AIM OF THE EXERCISE
Give every line of the data again, unchanged, but with no pictures.

SUPPLIED DATA

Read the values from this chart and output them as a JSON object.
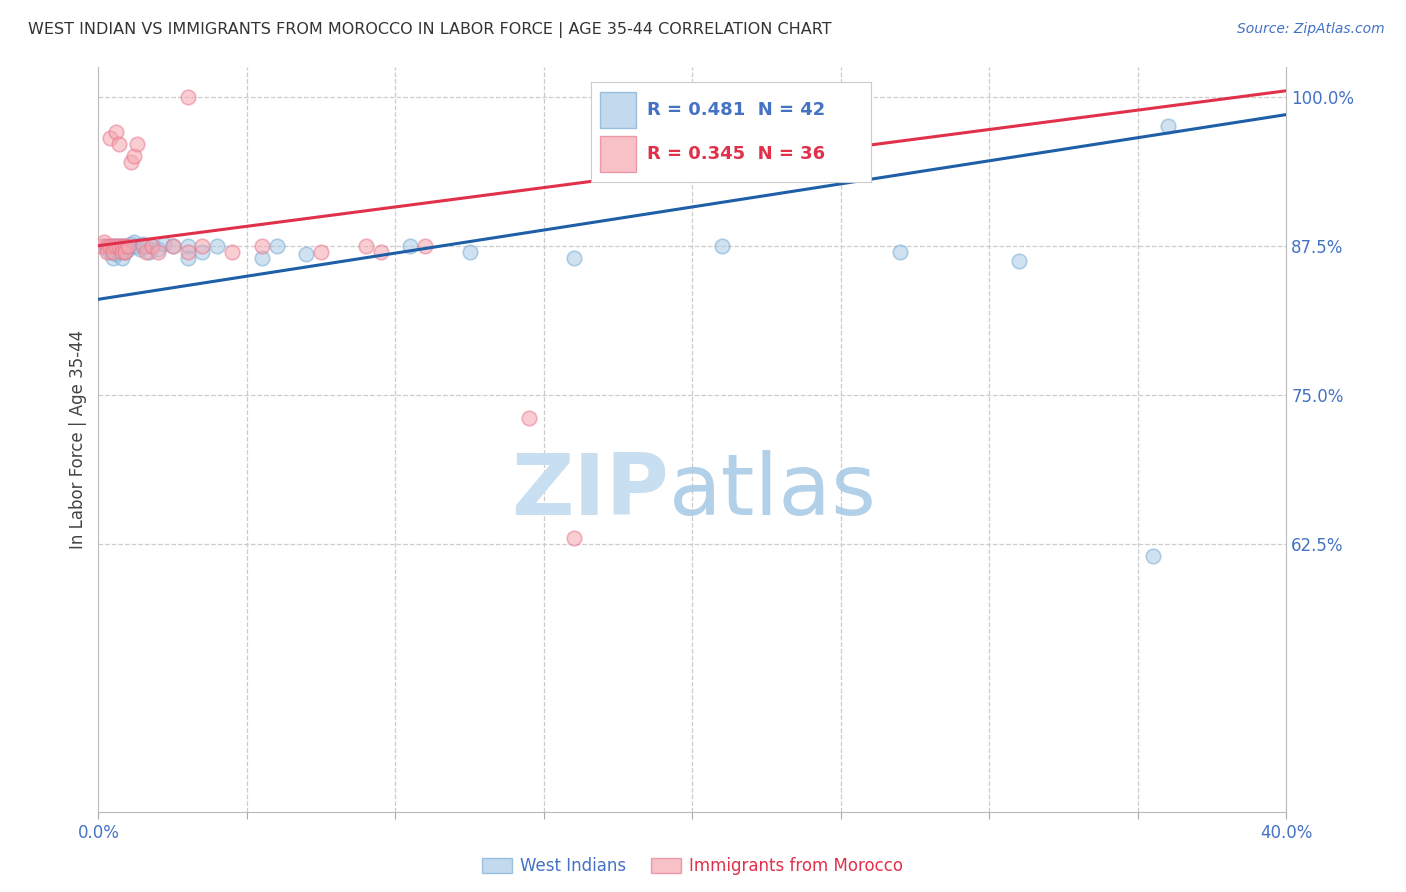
{
  "title": "WEST INDIAN VS IMMIGRANTS FROM MOROCCO IN LABOR FORCE | AGE 35-44 CORRELATION CHART",
  "source": "Source: ZipAtlas.com",
  "ylabel": "In Labor Force | Age 35-44",
  "watermark_zip": "ZIP",
  "watermark_atlas": "atlas",
  "x_min": 0.0,
  "x_max": 0.4,
  "y_min": 0.4,
  "y_max": 1.025,
  "blue_fill": "#aac9e8",
  "blue_edge": "#7aaed4",
  "pink_fill": "#f4a7b0",
  "pink_edge": "#e87a90",
  "blue_line": "#1e5fa8",
  "pink_line": "#e0304a",
  "legend_blue_text": "#4472c4",
  "legend_pink_text": "#e0304a",
  "axis_label_color": "#4472c4",
  "title_color": "#333333",
  "R_blue": 0.481,
  "N_blue": 42,
  "R_pink": 0.345,
  "N_pink": 36,
  "blue_line_x0": 0.0,
  "blue_line_y0": 0.83,
  "blue_line_x1": 0.4,
  "blue_line_y1": 0.985,
  "pink_line_x0": 0.0,
  "pink_line_y0": 0.875,
  "pink_line_x1": 0.4,
  "pink_line_y1": 1.005,
  "wi_x": [
    0.002,
    0.003,
    0.004,
    0.005,
    0.005,
    0.006,
    0.006,
    0.007,
    0.007,
    0.008,
    0.008,
    0.009,
    0.009,
    0.01,
    0.01,
    0.011,
    0.012,
    0.012,
    0.013,
    0.014,
    0.015,
    0.016,
    0.017,
    0.018,
    0.02,
    0.022,
    0.025,
    0.03,
    0.03,
    0.035,
    0.04,
    0.055,
    0.06,
    0.07,
    0.105,
    0.125,
    0.16,
    0.21,
    0.27,
    0.31,
    0.355,
    0.36
  ],
  "wi_y": [
    0.875,
    0.872,
    0.87,
    0.865,
    0.875,
    0.875,
    0.868,
    0.875,
    0.87,
    0.875,
    0.865,
    0.875,
    0.87,
    0.872,
    0.875,
    0.876,
    0.875,
    0.878,
    0.875,
    0.872,
    0.876,
    0.875,
    0.87,
    0.875,
    0.872,
    0.876,
    0.875,
    0.875,
    0.865,
    0.87,
    0.875,
    0.865,
    0.875,
    0.868,
    0.875,
    0.87,
    0.865,
    0.875,
    0.87,
    0.862,
    0.615,
    0.975
  ],
  "mo_x": [
    0.001,
    0.002,
    0.003,
    0.003,
    0.004,
    0.004,
    0.005,
    0.005,
    0.006,
    0.006,
    0.007,
    0.007,
    0.008,
    0.008,
    0.009,
    0.009,
    0.01,
    0.011,
    0.012,
    0.013,
    0.015,
    0.016,
    0.018,
    0.02,
    0.025,
    0.03,
    0.035,
    0.045,
    0.055,
    0.075,
    0.09,
    0.095,
    0.11,
    0.145,
    0.16,
    0.03
  ],
  "mo_y": [
    0.875,
    0.878,
    0.875,
    0.87,
    0.875,
    0.965,
    0.875,
    0.87,
    0.875,
    0.97,
    0.875,
    0.96,
    0.875,
    0.87,
    0.875,
    0.87,
    0.875,
    0.945,
    0.95,
    0.96,
    0.875,
    0.87,
    0.875,
    0.87,
    0.875,
    0.87,
    0.875,
    0.87,
    0.875,
    0.87,
    0.875,
    0.87,
    0.875,
    0.73,
    0.63,
    1.0
  ]
}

ANSWER TO THIS TASK
Read the values from this chart and output them as a JSON object.
{
  "title": "WEST INDIAN VS IMMIGRANTS FROM MOROCCO IN LABOR FORCE | AGE 35-44 CORRELATION CHART",
  "source": "Source: ZipAtlas.com",
  "ylabel": "In Labor Force | Age 35-44",
  "watermark_zip": "ZIP",
  "watermark_atlas": "atlas",
  "x_min": 0.0,
  "x_max": 0.4,
  "y_min": 0.4,
  "y_max": 1.025,
  "blue_fill": "#aac9e8",
  "blue_edge": "#7aaed4",
  "pink_fill": "#f4a7b0",
  "pink_edge": "#e87a90",
  "blue_line": "#1e5fa8",
  "pink_line": "#e0304a",
  "legend_blue_text": "#4472c4",
  "legend_pink_text": "#e0304a",
  "axis_label_color": "#4472c4",
  "title_color": "#333333",
  "R_blue": 0.481,
  "N_blue": 42,
  "R_pink": 0.345,
  "N_pink": 36,
  "blue_line_x0": 0.0,
  "blue_line_y0": 0.83,
  "blue_line_x1": 0.4,
  "blue_line_y1": 0.985,
  "pink_line_x0": 0.0,
  "pink_line_y0": 0.875,
  "pink_line_x1": 0.4,
  "pink_line_y1": 1.005,
  "wi_x": [
    0.002,
    0.003,
    0.004,
    0.005,
    0.005,
    0.006,
    0.006,
    0.007,
    0.007,
    0.008,
    0.008,
    0.009,
    0.009,
    0.01,
    0.01,
    0.011,
    0.012,
    0.012,
    0.013,
    0.014,
    0.015,
    0.016,
    0.017,
    0.018,
    0.02,
    0.022,
    0.025,
    0.03,
    0.03,
    0.035,
    0.04,
    0.055,
    0.06,
    0.07,
    0.105,
    0.125,
    0.16,
    0.21,
    0.27,
    0.31,
    0.355,
    0.36
  ],
  "wi_y": [
    0.875,
    0.872,
    0.87,
    0.865,
    0.875,
    0.875,
    0.868,
    0.875,
    0.87,
    0.875,
    0.865,
    0.875,
    0.87,
    0.872,
    0.875,
    0.876,
    0.875,
    0.878,
    0.875,
    0.872,
    0.876,
    0.875,
    0.87,
    0.875,
    0.872,
    0.876,
    0.875,
    0.875,
    0.865,
    0.87,
    0.875,
    0.865,
    0.875,
    0.868,
    0.875,
    0.87,
    0.865,
    0.875,
    0.87,
    0.862,
    0.615,
    0.975
  ],
  "mo_x": [
    0.001,
    0.002,
    0.003,
    0.003,
    0.004,
    0.004,
    0.005,
    0.005,
    0.006,
    0.006,
    0.007,
    0.007,
    0.008,
    0.008,
    0.009,
    0.009,
    0.01,
    0.011,
    0.012,
    0.013,
    0.015,
    0.016,
    0.018,
    0.02,
    0.025,
    0.03,
    0.035,
    0.045,
    0.055,
    0.075,
    0.09,
    0.095,
    0.11,
    0.145,
    0.16,
    0.03
  ],
  "mo_y": [
    0.875,
    0.878,
    0.875,
    0.87,
    0.875,
    0.965,
    0.875,
    0.87,
    0.875,
    0.97,
    0.875,
    0.96,
    0.875,
    0.87,
    0.875,
    0.87,
    0.875,
    0.945,
    0.95,
    0.96,
    0.875,
    0.87,
    0.875,
    0.87,
    0.875,
    0.87,
    0.875,
    0.87,
    0.875,
    0.87,
    0.875,
    0.87,
    0.875,
    0.73,
    0.63,
    1.0
  ]
}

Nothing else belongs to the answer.